Review the material and extract every line in which the word "xisf" occurs.

═══

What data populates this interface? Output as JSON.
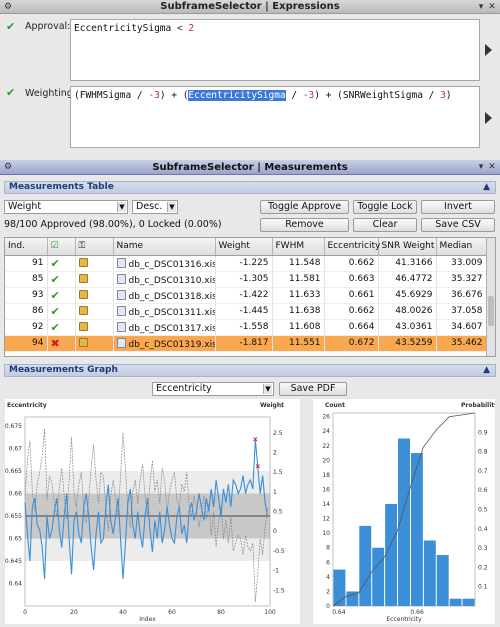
{
  "expressions_window": {
    "title": "SubframeSelector | Expressions",
    "approval_label": "Approval:",
    "approval_expr": {
      "var": "EccentricitySigma",
      "op": " < ",
      "num": "2"
    },
    "weighting_label": "Weighting:",
    "weighting_expr": {
      "p1": "(FWHMSigma / ",
      "n1": "-3",
      "p2": ") + (",
      "sel": "EccentricitySigma",
      "p3": " / ",
      "n2": "-3",
      "p4": ") + (SNRWeightSigma / ",
      "n3": "3",
      "p5": ")"
    }
  },
  "measurements_window": {
    "title": "SubframeSelector | Measurements",
    "table_section": "Measurements Table",
    "sort_field": "Weight",
    "sort_order": "Desc.",
    "status": "98/100 Approved (98.00%), 0 Locked (0.00%)",
    "buttons": {
      "toggle_approve": "Toggle Approve",
      "toggle_lock": "Toggle Lock",
      "invert": "Invert",
      "remove": "Remove",
      "clear": "Clear",
      "save_csv": "Save CSV"
    },
    "columns": [
      "Ind.",
      "",
      "",
      "Name",
      "Weight",
      "FWHM",
      "Eccentricity",
      "SNR Weight",
      "Median"
    ],
    "rows": [
      {
        "ind": "91",
        "approved": true,
        "name": "db_c_DSC01316.xisf",
        "weight": "-1.225",
        "fwhm": "11.548",
        "ecc": "0.662",
        "snr": "41.3166",
        "median": "33.009"
      },
      {
        "ind": "85",
        "approved": true,
        "name": "db_c_DSC01310.xisf",
        "weight": "-1.305",
        "fwhm": "11.581",
        "ecc": "0.663",
        "snr": "46.4772",
        "median": "35.327"
      },
      {
        "ind": "93",
        "approved": true,
        "name": "db_c_DSC01318.xisf",
        "weight": "-1.422",
        "fwhm": "11.633",
        "ecc": "0.661",
        "snr": "45.6929",
        "median": "36.676"
      },
      {
        "ind": "86",
        "approved": true,
        "name": "db_c_DSC01311.xisf",
        "weight": "-1.445",
        "fwhm": "11.638",
        "ecc": "0.662",
        "snr": "48.0026",
        "median": "37.058"
      },
      {
        "ind": "92",
        "approved": true,
        "name": "db_c_DSC01317.xisf",
        "weight": "-1.558",
        "fwhm": "11.608",
        "ecc": "0.664",
        "snr": "43.0361",
        "median": "34.607"
      },
      {
        "ind": "94",
        "approved": false,
        "name": "db_c_DSC01319.xisf",
        "weight": "-1.817",
        "fwhm": "11.551",
        "ecc": "0.672",
        "snr": "43.5259",
        "median": "35.462"
      }
    ],
    "graph_section": "Measurements Graph",
    "graph_property": "Eccentricity",
    "save_pdf": "Save PDF"
  },
  "chart_data": [
    {
      "type": "line",
      "title": "",
      "ylabel": "Eccentricity",
      "y2label": "Weight",
      "xlabel": "Index",
      "xlim": [
        0,
        100
      ],
      "ylim": [
        0.635,
        0.677
      ],
      "y2lim": [
        -1.9,
        2.9
      ],
      "x_ticks": [
        "0",
        "20",
        "40",
        "60",
        "80",
        "100"
      ],
      "y_ticks": [
        "0.64",
        "0.645",
        "0.65",
        "0.655",
        "0.66",
        "0.665",
        "0.67",
        "0.675"
      ],
      "y2_ticks": [
        "-1.5",
        "-1",
        "-0.5",
        "0",
        "0.5",
        "1",
        "1.5",
        "2",
        "2.5"
      ],
      "median": 0.655,
      "band_inner": [
        0.65,
        0.66
      ],
      "band_outer": [
        0.645,
        0.665
      ],
      "series": [
        {
          "name": "Eccentricity",
          "color": "#3a8fd8",
          "values": [
            0.658,
            0.651,
            0.645,
            0.657,
            0.659,
            0.653,
            0.652,
            0.648,
            0.641,
            0.655,
            0.65,
            0.652,
            0.656,
            0.659,
            0.652,
            0.648,
            0.655,
            0.66,
            0.65,
            0.642,
            0.654,
            0.656,
            0.651,
            0.649,
            0.657,
            0.66,
            0.655,
            0.648,
            0.643,
            0.651,
            0.656,
            0.649,
            0.65,
            0.657,
            0.662,
            0.654,
            0.651,
            0.655,
            0.659,
            0.65,
            0.641,
            0.649,
            0.658,
            0.661,
            0.653,
            0.65,
            0.656,
            0.651,
            0.648,
            0.655,
            0.659,
            0.652,
            0.647,
            0.654,
            0.65,
            0.656,
            0.649,
            0.652,
            0.657,
            0.653,
            0.65,
            0.649,
            0.655,
            0.657,
            0.651,
            0.653,
            0.649,
            0.656,
            0.658,
            0.654,
            0.656,
            0.66,
            0.657,
            0.654,
            0.659,
            0.656,
            0.661,
            0.657,
            0.663,
            0.659,
            0.655,
            0.661,
            0.658,
            0.662,
            0.657,
            0.663,
            0.662,
            0.66,
            0.661,
            0.664,
            0.66,
            0.662,
            0.663,
            0.661,
            0.672,
            0.666,
            0.66,
            0.664,
            0.658,
            0.655
          ]
        },
        {
          "name": "Weight",
          "color": "#888888",
          "values": [
            0.9,
            1.8,
            2.3,
            1.0,
            0.5,
            1.2,
            1.5,
            1.9,
            2.6,
            0.8,
            1.4,
            1.2,
            0.7,
            0.4,
            1.1,
            1.6,
            0.9,
            0.3,
            1.3,
            2.4,
            1.0,
            0.6,
            1.2,
            1.5,
            0.6,
            0.2,
            0.8,
            1.6,
            2.2,
            1.3,
            0.7,
            1.5,
            1.4,
            0.6,
            0.0,
            0.9,
            1.3,
            0.8,
            0.4,
            1.4,
            2.5,
            1.6,
            0.5,
            0.1,
            1.0,
            1.3,
            0.7,
            1.3,
            1.7,
            0.9,
            0.4,
            1.2,
            1.8,
            1.0,
            1.3,
            0.7,
            1.6,
            1.3,
            0.5,
            1.0,
            1.3,
            1.5,
            0.8,
            0.6,
            1.2,
            1.0,
            1.5,
            0.6,
            0.4,
            0.9,
            0.6,
            0.1,
            0.5,
            0.9,
            0.3,
            0.7,
            -0.1,
            0.5,
            -0.4,
            0.2,
            0.6,
            -0.2,
            0.3,
            -0.3,
            0.4,
            -0.5,
            -0.3,
            -0.1,
            -0.2,
            -0.6,
            -0.1,
            -0.4,
            -0.5,
            -0.3,
            -1.8,
            -1.1,
            -0.2,
            -0.6,
            0.1,
            0.6
          ]
        }
      ],
      "markers": [
        {
          "x": 94,
          "y": 0.672
        },
        {
          "x": 95,
          "y": 0.666
        }
      ]
    },
    {
      "type": "bar",
      "title": "",
      "xlabel": "Eccentricity",
      "ylabel": "Count",
      "y2label": "Probability",
      "ylim": [
        0,
        26.5
      ],
      "y2lim": [
        0,
        1
      ],
      "x_ticks": [
        "0.64",
        "0.66"
      ],
      "y_ticks": [
        "0",
        "2",
        "4",
        "6",
        "8",
        "10",
        "12",
        "14",
        "16",
        "18",
        "20",
        "22",
        "24",
        "26"
      ],
      "y2_ticks": [
        "0.1",
        "0.2",
        "0.3",
        "0.4",
        "0.5",
        "0.6",
        "0.7",
        "0.8",
        "0.9"
      ],
      "bin_edges": [
        0.6385,
        0.6418,
        0.6451,
        0.6484,
        0.6517,
        0.655,
        0.6583,
        0.6616,
        0.6649,
        0.6682,
        0.6715,
        0.6748
      ],
      "values": [
        5,
        2,
        11,
        8,
        14,
        23,
        21,
        9,
        7,
        1,
        1
      ],
      "color": "#3a8fd8",
      "cdf_color": "#555555"
    }
  ]
}
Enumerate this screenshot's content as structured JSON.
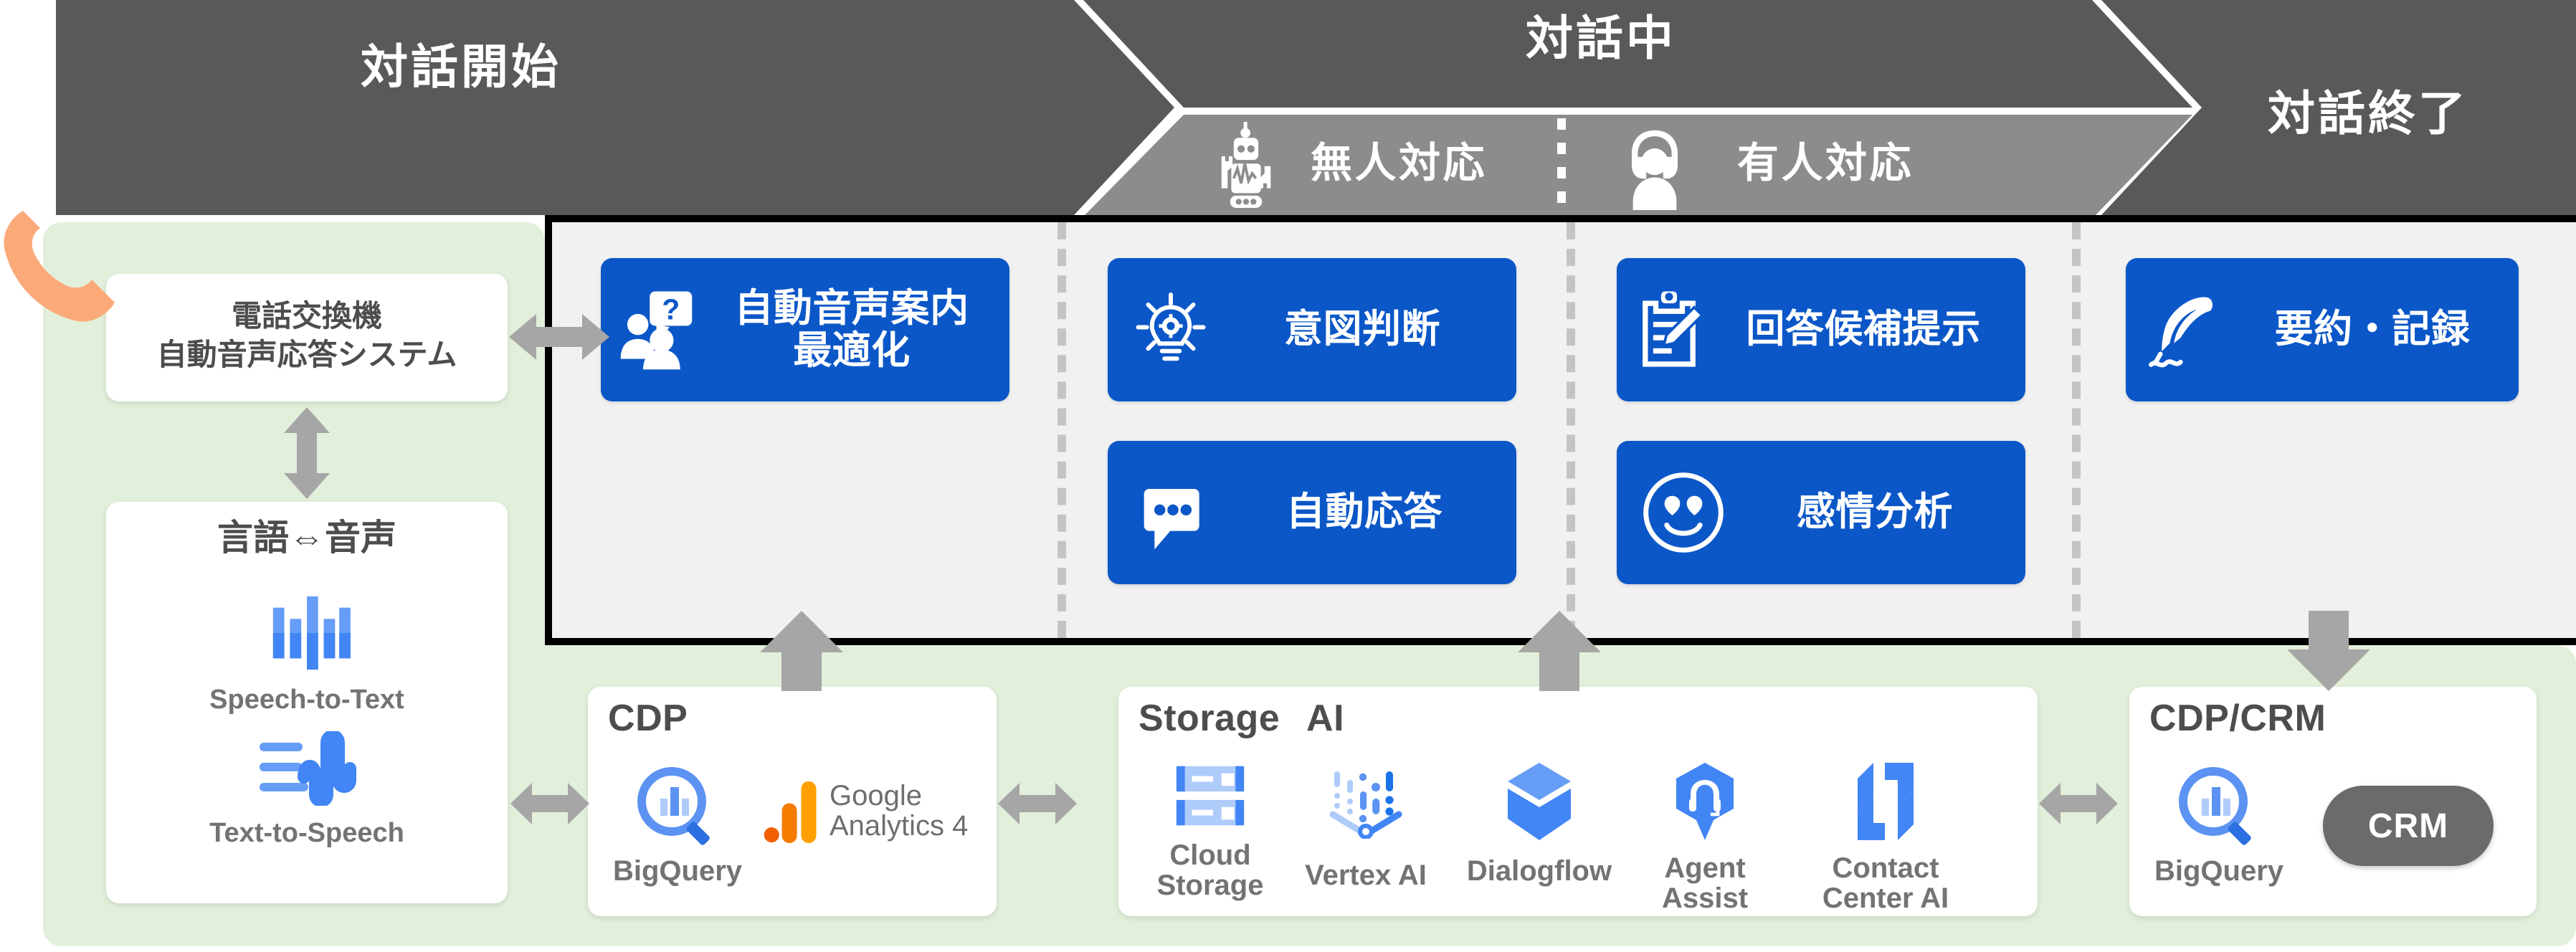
{
  "phases": [
    {
      "id": "start",
      "label": "対話開始"
    },
    {
      "id": "during",
      "label": "対話中"
    },
    {
      "id": "end",
      "label": "対話終了"
    }
  ],
  "sub_phases": [
    {
      "id": "unmanned",
      "label": "無人対応",
      "icon": "robot-icon"
    },
    {
      "id": "manned",
      "label": "有人対応",
      "icon": "headset-agent-icon"
    }
  ],
  "telephony": {
    "title": "電話交換機\n自動音声応答システム",
    "phone_icon": "phone-handset-icon"
  },
  "speech": {
    "title": "言語⇔音声",
    "items": [
      {
        "label": "Speech-to-Text",
        "icon": "speech-to-text-icon"
      },
      {
        "label": "Text-to-Speech",
        "icon": "text-to-speech-icon"
      }
    ]
  },
  "features": [
    {
      "id": "ivr-optimize",
      "label": "自動音声案内\n最適化",
      "icon": "people-question-icon",
      "font_size": 54
    },
    {
      "id": "intent",
      "label": "意図判断",
      "icon": "lightbulb-gear-icon",
      "font_size": 54
    },
    {
      "id": "answer-sugg",
      "label": "回答候補提示",
      "icon": "clipboard-pencil-icon",
      "font_size": 54
    },
    {
      "id": "summary",
      "label": "要約・記録",
      "icon": "quill-pen-icon",
      "font_size": 54
    },
    {
      "id": "auto-reply",
      "label": "自動応答",
      "icon": "chat-bubble-dots-icon",
      "font_size": 54
    },
    {
      "id": "sentiment",
      "label": "感情分析",
      "icon": "smiley-heart-eyes-icon",
      "font_size": 54
    }
  ],
  "infrastructure": [
    {
      "id": "cdp",
      "title": "CDP",
      "products": [
        {
          "label": "BigQuery",
          "icon": "bigquery-icon"
        },
        {
          "label": "Google\nAnalytics 4",
          "icon": "google-analytics-icon"
        }
      ]
    },
    {
      "id": "storage-ai",
      "titles": [
        "Storage",
        "AI"
      ],
      "products": [
        {
          "label": "Cloud\nStorage",
          "icon": "cloud-storage-icon"
        },
        {
          "label": "Vertex AI",
          "icon": "vertex-ai-icon"
        },
        {
          "label": "Dialogflow",
          "icon": "dialogflow-icon"
        },
        {
          "label": "Agent\nAssist",
          "icon": "agent-assist-icon"
        },
        {
          "label": "Contact\nCenter AI",
          "icon": "contact-center-ai-icon"
        }
      ]
    },
    {
      "id": "cdp-crm",
      "title": "CDP/CRM",
      "products": [
        {
          "label": "BigQuery",
          "icon": "bigquery-icon"
        }
      ],
      "pill": "CRM"
    }
  ],
  "colors": {
    "phase_dark": "#595959",
    "phase_light": "#8c8c8c",
    "feature_blue": "#0b57c8",
    "green_panel": "#e2efda",
    "stage_bg": "#f1f1f1",
    "arrow_gray": "#a6a6a6",
    "phone_orange": "#fca97a",
    "crm_gray": "#6b6b6b",
    "google_blue": "#4285f4",
    "ga_orange": "#f57c00",
    "ga_amber": "#ffa000"
  }
}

═══

Response to the exercise:
        "name": "db_c_DSC01316.xisf",
        "name": "db_c_DSC01310.xisf",
        "name": "db_c_DSC01318.xisf",
        "name": "db_c_DSC01311.xisf",
        "name": "db_c_DSC01317.xisf",
        "name": "db_c_DSC01319.xisf",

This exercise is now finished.